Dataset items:
= = = = = = =
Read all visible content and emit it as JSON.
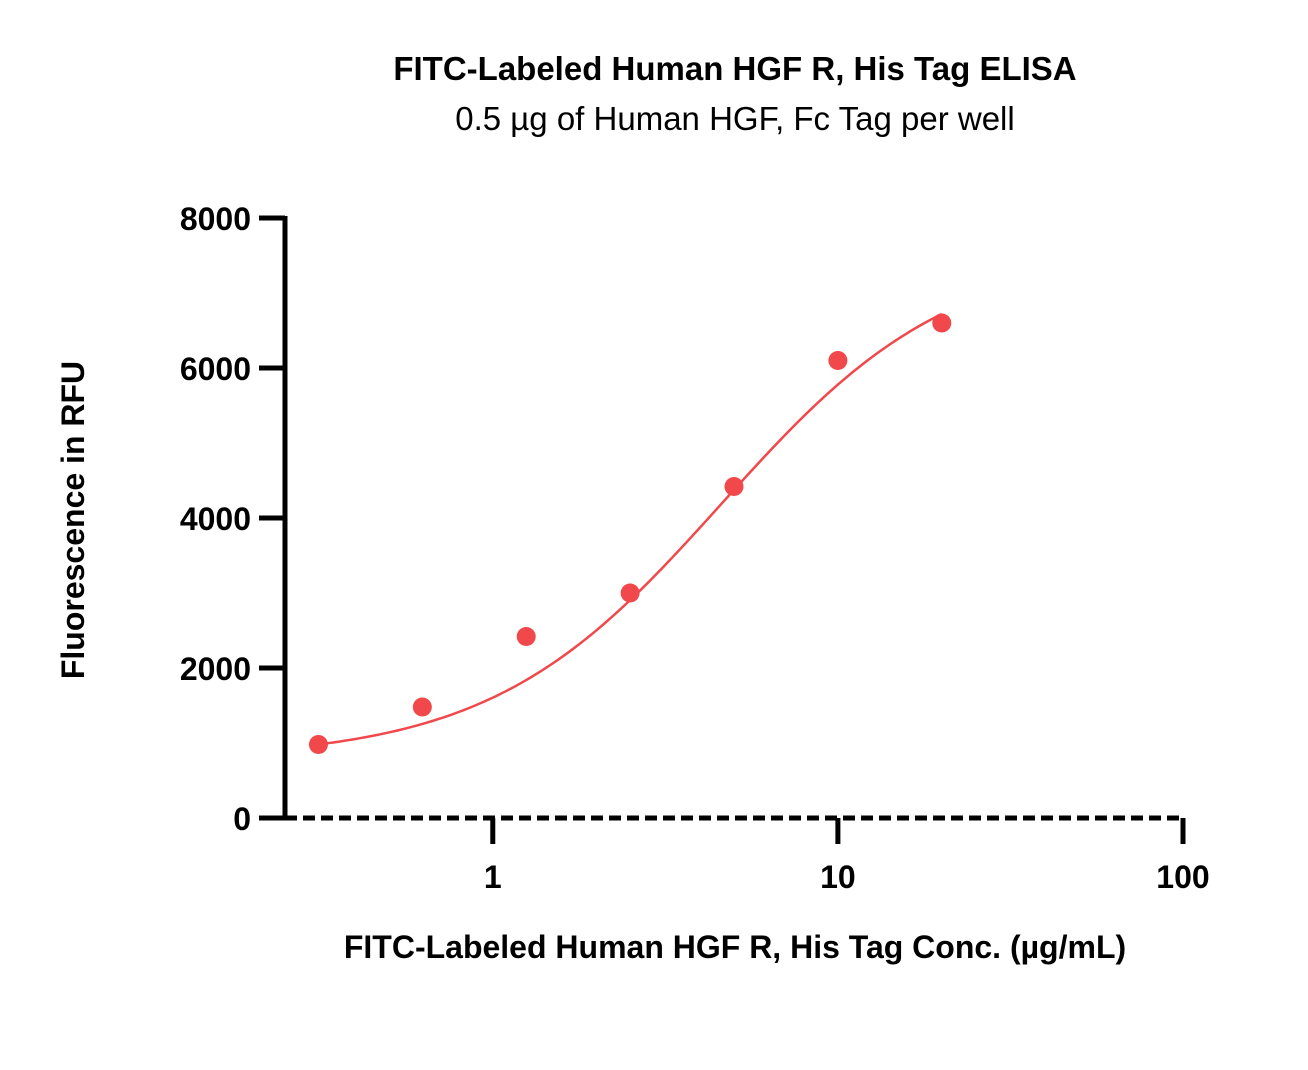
{
  "chart_data": {
    "type": "scatter",
    "title": "FITC-Labeled Human HGF R, His Tag ELISA",
    "subtitle": "0.5 µg of Human HGF, Fc Tag per well",
    "xlabel": "FITC-Labeled Human HGF R, His Tag Conc. (µg/mL)",
    "ylabel": "Fluorescence in RFU",
    "x_scale": "log",
    "xlim": [
      0.25,
      100
    ],
    "ylim": [
      0,
      8000
    ],
    "x_ticks": [
      1,
      10,
      100
    ],
    "x_tick_labels": [
      "1",
      "10",
      "100"
    ],
    "y_ticks": [
      0,
      2000,
      4000,
      6000,
      8000
    ],
    "y_tick_labels": [
      "0",
      "2000",
      "4000",
      "6000",
      "8000"
    ],
    "grid": false,
    "color": "#f0484b",
    "series": [
      {
        "x": [
          0.3125,
          0.625,
          1.25,
          2.5,
          5,
          10,
          20
        ],
        "y": [
          980,
          1480,
          2420,
          3000,
          4420,
          6100,
          6600
        ],
        "fit": "4PL",
        "fit_params": {
          "bottom": 780,
          "top": 7600,
          "ec50": 4.6,
          "hill": 1.3
        }
      }
    ]
  }
}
= = = = = = =
* [SHORT EXERCISE] Copy out every line of the data that includes the word "FITC".

* [OUTPUT OF THE TASK]
    "title": "FITC-Labeled Human HGF R, His Tag ELISA",
    "xlabel": "FITC-Labeled Human HGF R, His Tag Conc. (µg/mL)",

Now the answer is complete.